WRITTEN PROBLEM — Reproduce every line of the listing below word for word.

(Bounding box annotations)
:::
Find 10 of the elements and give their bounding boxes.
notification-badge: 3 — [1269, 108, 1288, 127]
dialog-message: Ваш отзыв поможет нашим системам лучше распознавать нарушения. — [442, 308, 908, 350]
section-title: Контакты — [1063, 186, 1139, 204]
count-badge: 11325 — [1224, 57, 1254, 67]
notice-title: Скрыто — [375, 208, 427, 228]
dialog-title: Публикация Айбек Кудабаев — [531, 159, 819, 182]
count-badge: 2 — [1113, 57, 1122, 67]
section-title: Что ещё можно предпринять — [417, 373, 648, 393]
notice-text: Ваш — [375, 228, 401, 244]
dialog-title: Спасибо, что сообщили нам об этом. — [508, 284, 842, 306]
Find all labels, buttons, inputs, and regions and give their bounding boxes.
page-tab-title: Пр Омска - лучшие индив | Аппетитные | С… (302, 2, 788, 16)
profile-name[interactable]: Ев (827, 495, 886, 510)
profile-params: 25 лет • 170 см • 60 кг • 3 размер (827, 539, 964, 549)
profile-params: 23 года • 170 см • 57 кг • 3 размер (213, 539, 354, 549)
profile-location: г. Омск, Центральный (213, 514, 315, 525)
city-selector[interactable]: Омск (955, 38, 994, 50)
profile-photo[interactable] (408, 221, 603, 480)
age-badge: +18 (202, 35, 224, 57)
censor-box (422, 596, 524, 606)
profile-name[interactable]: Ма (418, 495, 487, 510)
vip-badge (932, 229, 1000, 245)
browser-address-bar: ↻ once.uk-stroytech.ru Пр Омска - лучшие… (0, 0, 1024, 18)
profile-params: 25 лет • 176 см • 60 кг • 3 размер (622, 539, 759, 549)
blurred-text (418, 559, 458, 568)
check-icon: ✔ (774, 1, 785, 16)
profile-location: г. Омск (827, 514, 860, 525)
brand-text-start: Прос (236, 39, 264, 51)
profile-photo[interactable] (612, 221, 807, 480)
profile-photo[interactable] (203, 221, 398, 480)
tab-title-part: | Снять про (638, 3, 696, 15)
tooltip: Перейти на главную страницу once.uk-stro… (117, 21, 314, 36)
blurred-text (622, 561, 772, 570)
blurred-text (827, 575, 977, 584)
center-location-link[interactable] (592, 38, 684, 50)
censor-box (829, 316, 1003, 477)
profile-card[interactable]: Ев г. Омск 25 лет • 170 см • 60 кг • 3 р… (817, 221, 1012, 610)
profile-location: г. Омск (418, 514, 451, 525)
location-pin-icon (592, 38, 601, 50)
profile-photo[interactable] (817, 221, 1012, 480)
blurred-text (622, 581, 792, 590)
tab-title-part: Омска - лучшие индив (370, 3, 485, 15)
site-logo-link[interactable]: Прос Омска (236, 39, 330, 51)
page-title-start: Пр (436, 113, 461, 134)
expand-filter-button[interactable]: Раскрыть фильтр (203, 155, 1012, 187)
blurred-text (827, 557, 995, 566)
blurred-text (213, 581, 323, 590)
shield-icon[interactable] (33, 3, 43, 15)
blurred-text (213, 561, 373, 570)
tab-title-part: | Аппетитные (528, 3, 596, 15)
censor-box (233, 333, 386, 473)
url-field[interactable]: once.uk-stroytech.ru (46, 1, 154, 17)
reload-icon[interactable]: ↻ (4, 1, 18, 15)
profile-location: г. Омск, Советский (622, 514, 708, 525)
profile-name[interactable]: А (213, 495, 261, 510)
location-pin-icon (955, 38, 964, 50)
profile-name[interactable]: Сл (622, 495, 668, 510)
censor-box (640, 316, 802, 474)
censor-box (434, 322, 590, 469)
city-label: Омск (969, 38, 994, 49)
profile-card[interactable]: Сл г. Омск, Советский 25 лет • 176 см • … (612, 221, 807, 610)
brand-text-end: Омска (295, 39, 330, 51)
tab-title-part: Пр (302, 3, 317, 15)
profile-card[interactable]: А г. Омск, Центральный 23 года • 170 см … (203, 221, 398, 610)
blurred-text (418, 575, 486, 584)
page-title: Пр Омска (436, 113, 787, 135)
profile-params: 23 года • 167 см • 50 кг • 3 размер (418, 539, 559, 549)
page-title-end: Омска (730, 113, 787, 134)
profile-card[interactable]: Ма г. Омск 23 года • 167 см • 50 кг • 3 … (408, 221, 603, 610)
:::
FINISHED TASK —
Find 10 of the elements and give their bounding boxes.
notification-badge: 3 — [1269, 108, 1288, 127]
dialog-message: Ваш отзыв поможет нашим системам лучше распознавать нарушения. — [442, 308, 908, 350]
section-title: Контакты — [1063, 186, 1139, 204]
count-badge: 11325 — [1224, 57, 1254, 67]
notice-title: Скрыто — [375, 208, 427, 228]
dialog-title: Публикация Айбек Кудабаев — [531, 159, 819, 182]
count-badge: 2 — [1113, 57, 1122, 67]
section-title: Что ещё можно предпринять — [417, 373, 648, 393]
notice-text: Ваш — [375, 228, 401, 244]
dialog-title: Спасибо, что сообщили нам об этом. — [508, 284, 842, 306]
Find all labels, buttons, inputs, and regions and give their bounding boxes.
page-tab-title: Пр Омска - лучшие индив | Аппетитные | С… (302, 2, 788, 16)
profile-name[interactable]: Ев (827, 495, 886, 510)
profile-params: 25 лет • 170 см • 60 кг • 3 размер (827, 539, 964, 549)
profile-params: 23 года • 170 см • 57 кг • 3 размер (213, 539, 354, 549)
profile-location: г. Омск, Центральный (213, 514, 315, 525)
city-selector[interactable]: Омск (955, 38, 994, 50)
profile-photo[interactable] (408, 221, 603, 480)
age-badge: +18 (202, 35, 224, 57)
censor-box (422, 596, 524, 606)
profile-name[interactable]: Ма (418, 495, 487, 510)
vip-badge (932, 229, 1000, 245)
browser-address-bar: ↻ once.uk-stroytech.ru Пр Омска - лучшие… (0, 0, 1024, 18)
profile-params: 25 лет • 176 см • 60 кг • 3 размер (622, 539, 759, 549)
blurred-text (418, 559, 458, 568)
check-icon: ✔ (774, 1, 785, 16)
profile-location: г. Омск (827, 514, 860, 525)
brand-text-start: Прос (236, 39, 264, 51)
profile-photo[interactable] (612, 221, 807, 480)
profile-photo[interactable] (203, 221, 398, 480)
tab-title-part: | Снять про (638, 3, 696, 15)
tooltip: Перейти на главную страницу once.uk-stro… (117, 21, 314, 36)
blurred-text (622, 561, 772, 570)
blurred-text (827, 575, 977, 584)
center-location-link[interactable] (592, 38, 684, 50)
censor-box (829, 316, 1003, 477)
profile-card[interactable]: Ев г. Омск 25 лет • 170 см • 60 кг • 3 р… (817, 221, 1012, 610)
profile-location: г. Омск (418, 514, 451, 525)
location-pin-icon (592, 38, 601, 50)
profile-photo[interactable] (817, 221, 1012, 480)
blurred-text (622, 581, 792, 590)
tab-title-part: Омска - лучшие индив (370, 3, 485, 15)
site-logo-link[interactable]: Прос Омска (236, 39, 330, 51)
page-title-start: Пр (436, 113, 461, 134)
expand-filter-button[interactable]: Раскрыть фильтр (203, 155, 1012, 187)
blurred-text (827, 557, 995, 566)
blurred-text (213, 581, 323, 590)
shield-icon[interactable] (33, 3, 43, 15)
blurred-text (213, 561, 373, 570)
tab-title-part: | Аппетитные (528, 3, 596, 15)
censor-box (233, 333, 386, 473)
url-field[interactable]: once.uk-stroytech.ru (46, 1, 154, 17)
reload-icon[interactable]: ↻ (4, 1, 18, 15)
profile-location: г. Омск, Советский (622, 514, 708, 525)
profile-name[interactable]: А (213, 495, 261, 510)
location-pin-icon (955, 38, 964, 50)
profile-name[interactable]: Сл (622, 495, 668, 510)
censor-box (640, 316, 802, 474)
censor-box (434, 322, 590, 469)
city-label: Омск (969, 38, 994, 49)
profile-card[interactable]: Сл г. Омск, Советский 25 лет • 176 см • … (612, 221, 807, 610)
brand-text-end: Омска (295, 39, 330, 51)
tab-title-part: Пр (302, 3, 317, 15)
profile-card[interactable]: А г. Омск, Центральный 23 года • 170 см … (203, 221, 398, 610)
blurred-text (418, 575, 486, 584)
page-title: Пр Омска (436, 113, 787, 135)
profile-params: 23 года • 167 см • 50 кг • 3 размер (418, 539, 559, 549)
page-title-end: Омска (730, 113, 787, 134)
profile-card[interactable]: Ма г. Омск 23 года • 167 см • 50 кг • 3 … (408, 221, 603, 610)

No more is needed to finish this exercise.